> _GIVEN REQUEST_: Return the material below in full and exactly.

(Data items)
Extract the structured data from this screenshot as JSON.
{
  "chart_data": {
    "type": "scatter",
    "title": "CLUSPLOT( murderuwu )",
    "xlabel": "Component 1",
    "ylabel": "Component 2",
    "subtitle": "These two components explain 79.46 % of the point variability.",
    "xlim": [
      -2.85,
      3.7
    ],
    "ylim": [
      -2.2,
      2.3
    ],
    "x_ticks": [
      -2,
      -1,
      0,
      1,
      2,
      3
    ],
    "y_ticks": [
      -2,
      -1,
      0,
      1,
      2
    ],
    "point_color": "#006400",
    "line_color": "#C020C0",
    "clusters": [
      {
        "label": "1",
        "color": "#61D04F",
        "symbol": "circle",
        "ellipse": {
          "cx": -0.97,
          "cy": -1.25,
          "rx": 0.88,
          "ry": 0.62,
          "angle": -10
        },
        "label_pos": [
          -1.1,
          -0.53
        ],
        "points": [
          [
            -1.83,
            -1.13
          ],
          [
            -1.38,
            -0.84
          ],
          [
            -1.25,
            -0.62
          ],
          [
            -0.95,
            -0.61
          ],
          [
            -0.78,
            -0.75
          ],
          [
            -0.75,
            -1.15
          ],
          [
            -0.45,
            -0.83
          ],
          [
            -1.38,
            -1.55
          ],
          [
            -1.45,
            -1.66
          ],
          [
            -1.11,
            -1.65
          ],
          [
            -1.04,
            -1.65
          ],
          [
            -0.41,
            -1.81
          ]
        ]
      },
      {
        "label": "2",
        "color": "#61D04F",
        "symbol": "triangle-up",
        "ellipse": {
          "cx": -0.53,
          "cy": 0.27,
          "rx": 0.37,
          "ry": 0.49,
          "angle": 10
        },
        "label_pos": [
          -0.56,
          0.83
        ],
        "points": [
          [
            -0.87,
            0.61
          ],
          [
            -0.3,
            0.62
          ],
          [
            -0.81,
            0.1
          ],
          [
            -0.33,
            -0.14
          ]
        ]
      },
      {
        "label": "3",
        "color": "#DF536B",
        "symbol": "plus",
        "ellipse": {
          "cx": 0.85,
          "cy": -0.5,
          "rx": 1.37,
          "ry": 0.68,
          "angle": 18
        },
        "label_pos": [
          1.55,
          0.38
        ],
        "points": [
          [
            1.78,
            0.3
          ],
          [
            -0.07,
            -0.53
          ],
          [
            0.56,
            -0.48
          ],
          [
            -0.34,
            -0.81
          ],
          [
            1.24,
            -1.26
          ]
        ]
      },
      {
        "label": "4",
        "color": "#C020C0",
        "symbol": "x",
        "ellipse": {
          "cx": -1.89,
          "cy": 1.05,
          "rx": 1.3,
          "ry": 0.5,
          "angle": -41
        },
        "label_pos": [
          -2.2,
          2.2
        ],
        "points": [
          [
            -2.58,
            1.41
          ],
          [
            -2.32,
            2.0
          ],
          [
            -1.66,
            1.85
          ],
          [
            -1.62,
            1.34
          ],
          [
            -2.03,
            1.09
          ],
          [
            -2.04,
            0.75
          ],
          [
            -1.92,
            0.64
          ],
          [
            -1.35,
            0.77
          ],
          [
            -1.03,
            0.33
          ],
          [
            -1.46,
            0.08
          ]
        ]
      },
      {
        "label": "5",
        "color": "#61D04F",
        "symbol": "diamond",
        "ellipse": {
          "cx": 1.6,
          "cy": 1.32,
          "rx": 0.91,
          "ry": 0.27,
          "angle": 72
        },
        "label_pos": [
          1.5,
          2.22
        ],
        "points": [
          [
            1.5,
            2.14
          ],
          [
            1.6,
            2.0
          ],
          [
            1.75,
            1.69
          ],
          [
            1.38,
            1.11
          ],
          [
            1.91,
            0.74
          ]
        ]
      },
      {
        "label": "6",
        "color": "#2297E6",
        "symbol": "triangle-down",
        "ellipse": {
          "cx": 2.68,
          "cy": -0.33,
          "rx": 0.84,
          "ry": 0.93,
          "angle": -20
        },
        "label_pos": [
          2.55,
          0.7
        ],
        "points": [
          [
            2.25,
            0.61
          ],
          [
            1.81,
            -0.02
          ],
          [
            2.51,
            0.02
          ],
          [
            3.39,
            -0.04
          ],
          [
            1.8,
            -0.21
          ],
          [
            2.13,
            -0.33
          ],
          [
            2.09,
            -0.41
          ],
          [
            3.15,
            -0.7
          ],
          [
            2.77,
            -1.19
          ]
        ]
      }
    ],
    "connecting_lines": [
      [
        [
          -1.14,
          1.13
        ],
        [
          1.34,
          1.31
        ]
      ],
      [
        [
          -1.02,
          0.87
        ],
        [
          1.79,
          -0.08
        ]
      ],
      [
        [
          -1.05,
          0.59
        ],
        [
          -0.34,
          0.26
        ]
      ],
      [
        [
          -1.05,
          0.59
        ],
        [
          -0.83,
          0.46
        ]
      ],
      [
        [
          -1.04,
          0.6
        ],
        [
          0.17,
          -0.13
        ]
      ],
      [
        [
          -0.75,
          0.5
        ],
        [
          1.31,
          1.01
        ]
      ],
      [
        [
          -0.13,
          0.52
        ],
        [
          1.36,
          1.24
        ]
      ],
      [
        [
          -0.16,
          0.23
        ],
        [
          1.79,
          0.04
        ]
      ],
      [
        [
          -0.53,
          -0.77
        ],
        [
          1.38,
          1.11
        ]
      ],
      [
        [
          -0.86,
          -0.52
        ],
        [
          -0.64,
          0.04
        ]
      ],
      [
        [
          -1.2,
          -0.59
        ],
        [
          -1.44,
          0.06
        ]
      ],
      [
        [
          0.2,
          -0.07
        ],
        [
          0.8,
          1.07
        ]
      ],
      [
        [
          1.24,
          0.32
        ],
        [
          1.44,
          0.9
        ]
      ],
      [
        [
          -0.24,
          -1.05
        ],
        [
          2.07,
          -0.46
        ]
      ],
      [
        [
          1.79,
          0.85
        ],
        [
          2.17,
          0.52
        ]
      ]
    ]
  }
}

> _TASK RESULT_:
Extract the structured data from this screenshot as JSON.
{
  "chart_data": {
    "type": "scatter",
    "title": "CLUSPLOT( murderuwu )",
    "xlabel": "Component 1",
    "ylabel": "Component 2",
    "subtitle": "These two components explain 79.46 % of the point variability.",
    "xlim": [
      -2.85,
      3.7
    ],
    "ylim": [
      -2.2,
      2.3
    ],
    "x_ticks": [
      -2,
      -1,
      0,
      1,
      2,
      3
    ],
    "y_ticks": [
      -2,
      -1,
      0,
      1,
      2
    ],
    "point_color": "#006400",
    "line_color": "#C020C0",
    "clusters": [
      {
        "label": "1",
        "color": "#61D04F",
        "symbol": "circle",
        "ellipse": {
          "cx": -0.97,
          "cy": -1.25,
          "rx": 0.88,
          "ry": 0.62,
          "angle": -10
        },
        "label_pos": [
          -1.1,
          -0.53
        ],
        "points": [
          [
            -1.83,
            -1.13
          ],
          [
            -1.38,
            -0.84
          ],
          [
            -1.25,
            -0.62
          ],
          [
            -0.95,
            -0.61
          ],
          [
            -0.78,
            -0.75
          ],
          [
            -0.75,
            -1.15
          ],
          [
            -0.45,
            -0.83
          ],
          [
            -1.38,
            -1.55
          ],
          [
            -1.45,
            -1.66
          ],
          [
            -1.11,
            -1.65
          ],
          [
            -1.04,
            -1.65
          ],
          [
            -0.41,
            -1.81
          ]
        ]
      },
      {
        "label": "2",
        "color": "#61D04F",
        "symbol": "triangle-up",
        "ellipse": {
          "cx": -0.53,
          "cy": 0.27,
          "rx": 0.37,
          "ry": 0.49,
          "angle": 10
        },
        "label_pos": [
          -0.56,
          0.83
        ],
        "points": [
          [
            -0.87,
            0.61
          ],
          [
            -0.3,
            0.62
          ],
          [
            -0.81,
            0.1
          ],
          [
            -0.33,
            -0.14
          ]
        ]
      },
      {
        "label": "3",
        "color": "#DF536B",
        "symbol": "plus",
        "ellipse": {
          "cx": 0.85,
          "cy": -0.5,
          "rx": 1.37,
          "ry": 0.68,
          "angle": 18
        },
        "label_pos": [
          1.55,
          0.38
        ],
        "points": [
          [
            1.78,
            0.3
          ],
          [
            -0.07,
            -0.53
          ],
          [
            0.56,
            -0.48
          ],
          [
            -0.34,
            -0.81
          ],
          [
            1.24,
            -1.26
          ]
        ]
      },
      {
        "label": "4",
        "color": "#C020C0",
        "symbol": "x",
        "ellipse": {
          "cx": -1.89,
          "cy": 1.05,
          "rx": 1.3,
          "ry": 0.5,
          "angle": -41
        },
        "label_pos": [
          -2.2,
          2.2
        ],
        "points": [
          [
            -2.58,
            1.41
          ],
          [
            -2.32,
            2.0
          ],
          [
            -1.66,
            1.85
          ],
          [
            -1.62,
            1.34
          ],
          [
            -2.03,
            1.09
          ],
          [
            -2.04,
            0.75
          ],
          [
            -1.92,
            0.64
          ],
          [
            -1.35,
            0.77
          ],
          [
            -1.03,
            0.33
          ],
          [
            -1.46,
            0.08
          ]
        ]
      },
      {
        "label": "5",
        "color": "#61D04F",
        "symbol": "diamond",
        "ellipse": {
          "cx": 1.6,
          "cy": 1.32,
          "rx": 0.91,
          "ry": 0.27,
          "angle": 72
        },
        "label_pos": [
          1.5,
          2.22
        ],
        "points": [
          [
            1.5,
            2.14
          ],
          [
            1.6,
            2.0
          ],
          [
            1.75,
            1.69
          ],
          [
            1.38,
            1.11
          ],
          [
            1.91,
            0.74
          ]
        ]
      },
      {
        "label": "6",
        "color": "#2297E6",
        "symbol": "triangle-down",
        "ellipse": {
          "cx": 2.68,
          "cy": -0.33,
          "rx": 0.84,
          "ry": 0.93,
          "angle": -20
        },
        "label_pos": [
          2.55,
          0.7
        ],
        "points": [
          [
            2.25,
            0.61
          ],
          [
            1.81,
            -0.02
          ],
          [
            2.51,
            0.02
          ],
          [
            3.39,
            -0.04
          ],
          [
            1.8,
            -0.21
          ],
          [
            2.13,
            -0.33
          ],
          [
            2.09,
            -0.41
          ],
          [
            3.15,
            -0.7
          ],
          [
            2.77,
            -1.19
          ]
        ]
      }
    ],
    "connecting_lines": [
      [
        [
          -1.14,
          1.13
        ],
        [
          1.34,
          1.31
        ]
      ],
      [
        [
          -1.02,
          0.87
        ],
        [
          1.79,
          -0.08
        ]
      ],
      [
        [
          -1.05,
          0.59
        ],
        [
          -0.34,
          0.26
        ]
      ],
      [
        [
          -1.05,
          0.59
        ],
        [
          -0.83,
          0.46
        ]
      ],
      [
        [
          -1.04,
          0.6
        ],
        [
          0.17,
          -0.13
        ]
      ],
      [
        [
          -0.75,
          0.5
        ],
        [
          1.31,
          1.01
        ]
      ],
      [
        [
          -0.13,
          0.52
        ],
        [
          1.36,
          1.24
        ]
      ],
      [
        [
          -0.16,
          0.23
        ],
        [
          1.79,
          0.04
        ]
      ],
      [
        [
          -0.53,
          -0.77
        ],
        [
          1.38,
          1.11
        ]
      ],
      [
        [
          -0.86,
          -0.52
        ],
        [
          -0.64,
          0.04
        ]
      ],
      [
        [
          -1.2,
          -0.59
        ],
        [
          -1.44,
          0.06
        ]
      ],
      [
        [
          0.2,
          -0.07
        ],
        [
          0.8,
          1.07
        ]
      ],
      [
        [
          1.24,
          0.32
        ],
        [
          1.44,
          0.9
        ]
      ],
      [
        [
          -0.24,
          -1.05
        ],
        [
          2.07,
          -0.46
        ]
      ],
      [
        [
          1.79,
          0.85
        ],
        [
          2.17,
          0.52
        ]
      ]
    ]
  }
}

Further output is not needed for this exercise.